**WORK TO DO**: Without the pictures, output the records below word for word.

::: ITEMS :::

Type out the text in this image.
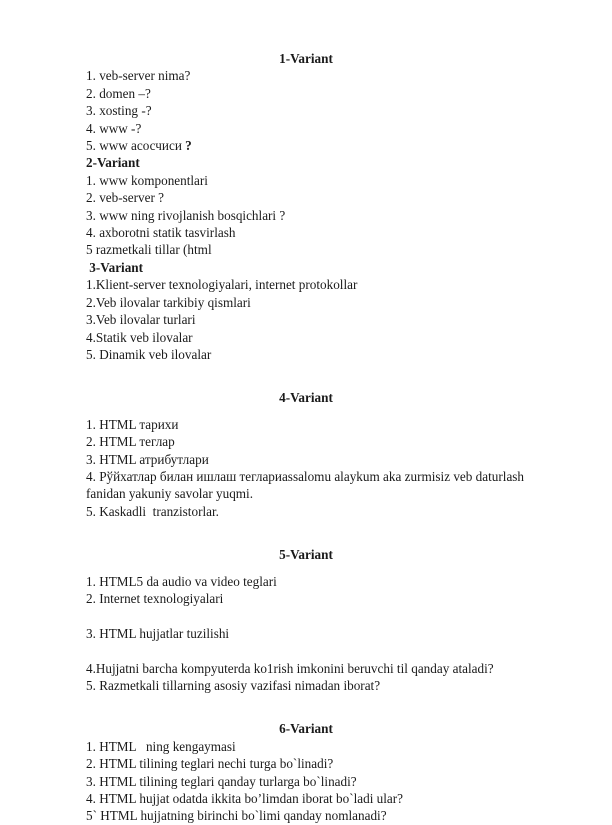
1-Variant
1. veb-server nima?
2. domen –?
3. xosting -?
4. www -?
5. www асосчиси ?
2-Variant
1. www komponentlari
2. veb-server ?
3. www ning rivojlanish bosqichlari ?
4. axborotni statik tasvirlash
5 razmetkali tillar (html
3-Variant
1.Klient-server texnologiyalari, internet protokollar
2.Veb ilovalar tarkibiy qismlari
3.Veb ilovalar turlari
4.Statik veb ilovalar
5. Dinamik veb ilovalar
4-Variant
1. HTML тарихи
2. HTML теглар
3. HTML атрибутлари
4. Рўйхатлар билан ишлаш теглариassalomu alaykum aka zurmisiz veb daturlash fanidan yakuniy savolar yuqmi.
5. Kaskadli  tranzistorlar.
5-Variant
1. HTML5 da audio va video teglari
2. Internet texnologiyalari
3. HTML hujjatlar tuzilishi
4.Hujjatni barcha kompyuterda ko1rish imkonini beruvchi til qanday ataladi?
5. Razmetkali tillarning asosiy vazifasi nimadan iborat?
6-Variant
1. HTML   ning kengaymasi
2. HTML tilining teglari nechi turga bo`linadi?
3. HTML tilining teglari qanday turlarga bo`linadi?
4. HTML hujjat odatda ikkita bo’limdan iborat bo`ladi ular?
5` HTML hujjatning birinchi bo`limi qanday nomlanadi?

:::

**ANSWER TO THE EXERCISE**:
Type out the text in this image.
1-Variant
1. veb-server nima?
2. domen –?
3. xosting -?
4. www -?
5. www асосчиси ?
2-Variant
1. www komponentlari
2. veb-server ?
3. www ning rivojlanish bosqichlari ?
4. axborotni statik tasvirlash
5 razmetkali tillar (html
3-Variant
1.Klient-server texnologiyalari, internet protokollar
2.Veb ilovalar tarkibiy qismlari
3.Veb ilovalar turlari
4.Statik veb ilovalar
5. Dinamik veb ilovalar
4-Variant
1. HTML тарихи
2. HTML теглар
3. HTML атрибутлари
4. Рўйхатлар билан ишлаш теглариassalomu alaykum aka zurmisiz veb daturlash fanidan yakuniy savolar yuqmi.
5. Kaskadli  tranzistorlar.
5-Variant
1. HTML5 da audio va video teglari
2. Internet texnologiyalari
3. HTML hujjatlar tuzilishi
4.Hujjatni barcha kompyuterda ko1rish imkonini beruvchi til qanday ataladi?
5. Razmetkali tillarning asosiy vazifasi nimadan iborat?
6-Variant
1. HTML   ning kengaymasi
2. HTML tilining teglari nechi turga bo`linadi?
3. HTML tilining teglari qanday turlarga bo`linadi?
4. HTML hujjat odatda ikkita bo’limdan iborat bo`ladi ular?
5` HTML hujjatning birinchi bo`limi qanday nomlanadi?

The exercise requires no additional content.